Task to complete
Find each line containing the word "secuencia" and report how many there are. Add nothing else.

# Start of Dataset content

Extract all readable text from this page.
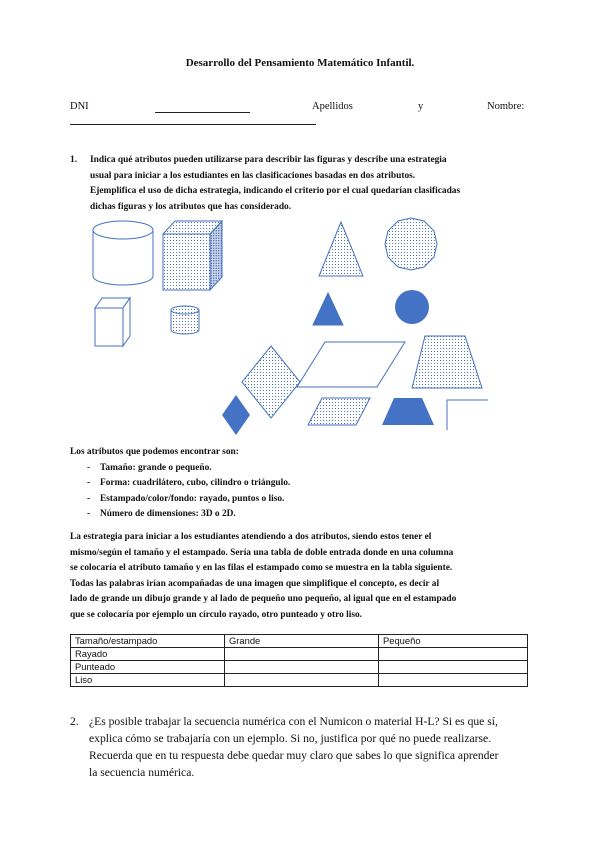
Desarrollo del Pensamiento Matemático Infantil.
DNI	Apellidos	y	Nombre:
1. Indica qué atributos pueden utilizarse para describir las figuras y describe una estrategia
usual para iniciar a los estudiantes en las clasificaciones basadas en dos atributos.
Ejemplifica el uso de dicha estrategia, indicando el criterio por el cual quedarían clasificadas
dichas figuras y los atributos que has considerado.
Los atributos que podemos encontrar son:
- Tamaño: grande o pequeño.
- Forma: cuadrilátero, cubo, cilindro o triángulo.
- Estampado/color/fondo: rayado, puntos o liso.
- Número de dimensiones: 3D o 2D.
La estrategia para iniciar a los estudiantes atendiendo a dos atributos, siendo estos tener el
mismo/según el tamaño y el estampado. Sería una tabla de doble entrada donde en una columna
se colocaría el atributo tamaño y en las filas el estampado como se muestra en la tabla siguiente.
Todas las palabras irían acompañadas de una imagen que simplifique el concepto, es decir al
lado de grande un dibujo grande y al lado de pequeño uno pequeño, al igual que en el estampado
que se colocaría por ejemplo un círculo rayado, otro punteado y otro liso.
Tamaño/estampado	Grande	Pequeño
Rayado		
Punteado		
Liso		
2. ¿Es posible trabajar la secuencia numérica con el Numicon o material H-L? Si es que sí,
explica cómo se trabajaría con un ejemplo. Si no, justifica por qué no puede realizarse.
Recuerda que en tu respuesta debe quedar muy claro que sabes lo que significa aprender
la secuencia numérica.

# End of Dataset content
# Start of Dataset content

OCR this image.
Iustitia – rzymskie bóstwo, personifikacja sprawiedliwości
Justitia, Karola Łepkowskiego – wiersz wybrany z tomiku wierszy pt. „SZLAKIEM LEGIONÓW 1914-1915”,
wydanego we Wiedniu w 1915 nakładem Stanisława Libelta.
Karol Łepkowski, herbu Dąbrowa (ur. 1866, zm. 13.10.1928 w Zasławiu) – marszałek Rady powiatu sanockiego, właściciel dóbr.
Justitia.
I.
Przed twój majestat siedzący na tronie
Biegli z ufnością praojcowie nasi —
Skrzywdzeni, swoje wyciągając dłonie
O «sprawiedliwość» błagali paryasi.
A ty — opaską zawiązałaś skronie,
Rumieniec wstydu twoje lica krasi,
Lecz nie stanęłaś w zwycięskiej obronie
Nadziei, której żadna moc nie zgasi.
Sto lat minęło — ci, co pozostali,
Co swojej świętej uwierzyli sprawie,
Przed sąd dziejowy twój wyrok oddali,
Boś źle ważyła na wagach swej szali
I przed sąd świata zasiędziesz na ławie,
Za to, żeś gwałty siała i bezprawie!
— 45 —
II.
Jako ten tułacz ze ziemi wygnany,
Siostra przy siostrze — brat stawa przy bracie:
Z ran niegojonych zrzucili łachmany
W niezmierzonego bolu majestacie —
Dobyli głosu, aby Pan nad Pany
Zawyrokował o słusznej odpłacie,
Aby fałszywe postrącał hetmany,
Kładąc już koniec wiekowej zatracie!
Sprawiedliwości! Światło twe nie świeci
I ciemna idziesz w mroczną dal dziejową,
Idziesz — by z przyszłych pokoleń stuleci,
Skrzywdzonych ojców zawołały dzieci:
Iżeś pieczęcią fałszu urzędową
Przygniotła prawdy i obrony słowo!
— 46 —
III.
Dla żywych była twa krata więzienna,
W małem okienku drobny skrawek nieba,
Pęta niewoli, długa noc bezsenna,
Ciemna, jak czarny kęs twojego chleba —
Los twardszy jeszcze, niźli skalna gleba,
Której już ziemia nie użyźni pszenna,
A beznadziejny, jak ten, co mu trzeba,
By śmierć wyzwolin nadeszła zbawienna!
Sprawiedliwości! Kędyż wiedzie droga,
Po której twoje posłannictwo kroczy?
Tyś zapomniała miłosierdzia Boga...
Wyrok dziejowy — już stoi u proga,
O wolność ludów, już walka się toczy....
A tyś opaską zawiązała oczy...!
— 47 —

# End of Dataset content

Task answer
2